Problem:
Render every entry exactly as it appears.

⟨

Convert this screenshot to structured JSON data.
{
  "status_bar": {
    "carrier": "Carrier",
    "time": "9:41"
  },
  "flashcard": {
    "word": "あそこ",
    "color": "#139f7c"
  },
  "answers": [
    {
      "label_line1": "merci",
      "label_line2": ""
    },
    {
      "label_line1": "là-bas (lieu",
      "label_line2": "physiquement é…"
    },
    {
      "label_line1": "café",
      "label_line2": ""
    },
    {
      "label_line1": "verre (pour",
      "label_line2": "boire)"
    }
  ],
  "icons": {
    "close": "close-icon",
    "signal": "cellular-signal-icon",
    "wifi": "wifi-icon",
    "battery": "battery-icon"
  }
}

⟩

Output:
Convert this screenshot to structured JSON data.
{
  "status_bar": {
    "carrier": "Carrier",
    "time": "9:41"
  },
  "flashcard": {
    "word": "あそこ",
    "color": "#139f7c"
  },
  "answers": [
    {
      "label_line1": "merci",
      "label_line2": ""
    },
    {
      "label_line1": "là-bas (lieu",
      "label_line2": "physiquement é…"
    },
    {
      "label_line1": "café",
      "label_line2": ""
    },
    {
      "label_line1": "verre (pour",
      "label_line2": "boire)"
    }
  ],
  "icons": {
    "close": "close-icon",
    "signal": "cellular-signal-icon",
    "wifi": "wifi-icon",
    "battery": "battery-icon"
  }
}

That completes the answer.